Repeat every record exactly, but keep images out of the copy.
Start Data for this exercise
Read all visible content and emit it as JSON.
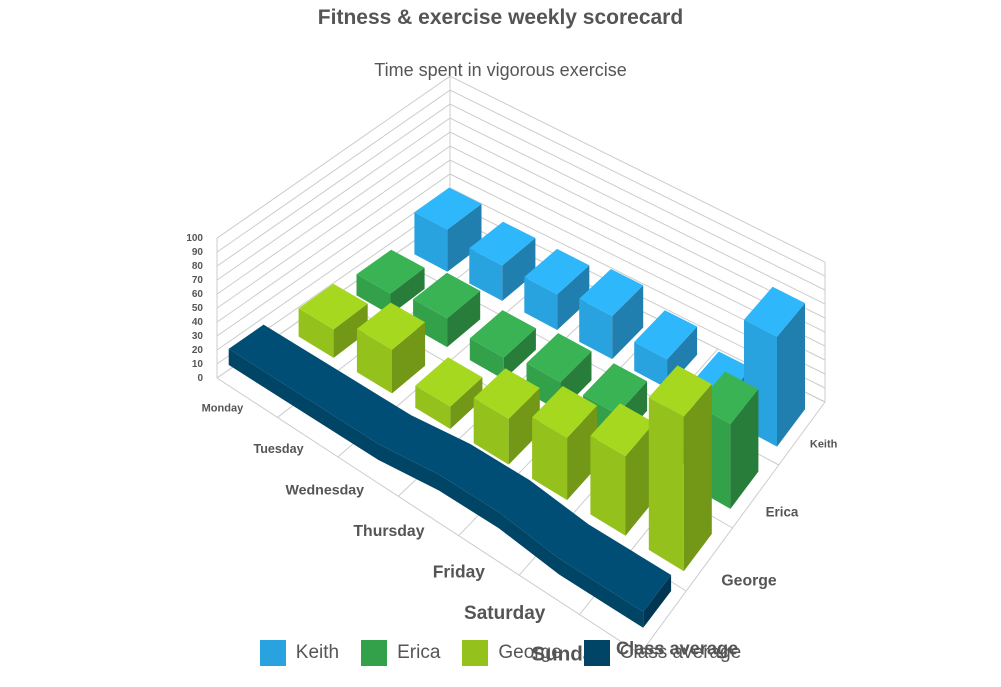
{
  "chart_data": {
    "type": "bar",
    "title": "Fitness & exercise weekly scorecard",
    "subtitle": "Time spent in vigorous exercise",
    "categories": [
      "Monday",
      "Tuesday",
      "Wednesday",
      "Thursday",
      "Friday",
      "Saturday",
      "Sunday"
    ],
    "yticks": [
      0,
      10,
      20,
      30,
      40,
      50,
      60,
      70,
      80,
      90,
      100
    ],
    "ylim": [
      0,
      100
    ],
    "grid": true,
    "legend_position": "bottom",
    "series": [
      {
        "name": "Keith",
        "color": "#29a3e0",
        "values": [
          30,
          25,
          25,
          30,
          20,
          10,
          75
        ]
      },
      {
        "name": "Erica",
        "color": "#33a04a",
        "values": [
          15,
          20,
          15,
          20,
          20,
          15,
          55
        ]
      },
      {
        "name": "George",
        "color": "#94c11c",
        "values": [
          20,
          30,
          15,
          30,
          40,
          50,
          95
        ]
      },
      {
        "name": "Class average",
        "color": "#004466",
        "type": "ribbon",
        "values": [
          15,
          15,
          15,
          20,
          20,
          15,
          15
        ]
      }
    ]
  }
}
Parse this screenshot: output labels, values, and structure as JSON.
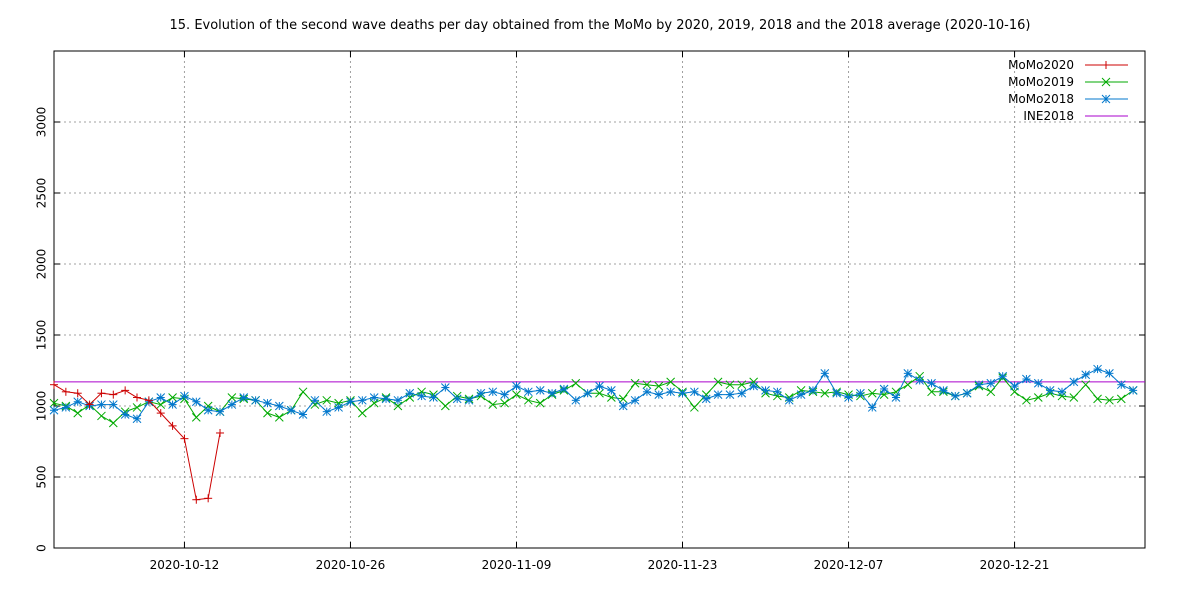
End Data for this exercise
- Problem solution
Read all visible content and emit it as JSON.
{
  "chart_data": {
    "type": "bar",
    "title": "Fitness & exercise weekly scorecard",
    "subtitle": "Time spent in vigorous exercise",
    "categories": [
      "Monday",
      "Tuesday",
      "Wednesday",
      "Thursday",
      "Friday",
      "Saturday",
      "Sunday"
    ],
    "yticks": [
      0,
      10,
      20,
      30,
      40,
      50,
      60,
      70,
      80,
      90,
      100
    ],
    "ylim": [
      0,
      100
    ],
    "grid": true,
    "legend_position": "bottom",
    "series": [
      {
        "name": "Keith",
        "color": "#29a3e0",
        "values": [
          30,
          25,
          25,
          30,
          20,
          10,
          75
        ]
      },
      {
        "name": "Erica",
        "color": "#33a04a",
        "values": [
          15,
          20,
          15,
          20,
          20,
          15,
          55
        ]
      },
      {
        "name": "George",
        "color": "#94c11c",
        "values": [
          20,
          30,
          15,
          30,
          40,
          50,
          95
        ]
      },
      {
        "name": "Class average",
        "color": "#004466",
        "type": "ribbon",
        "values": [
          15,
          15,
          15,
          20,
          20,
          15,
          15
        ]
      }
    ]
  }
}
Parse this screenshot: output labels, values, and structure as JSON.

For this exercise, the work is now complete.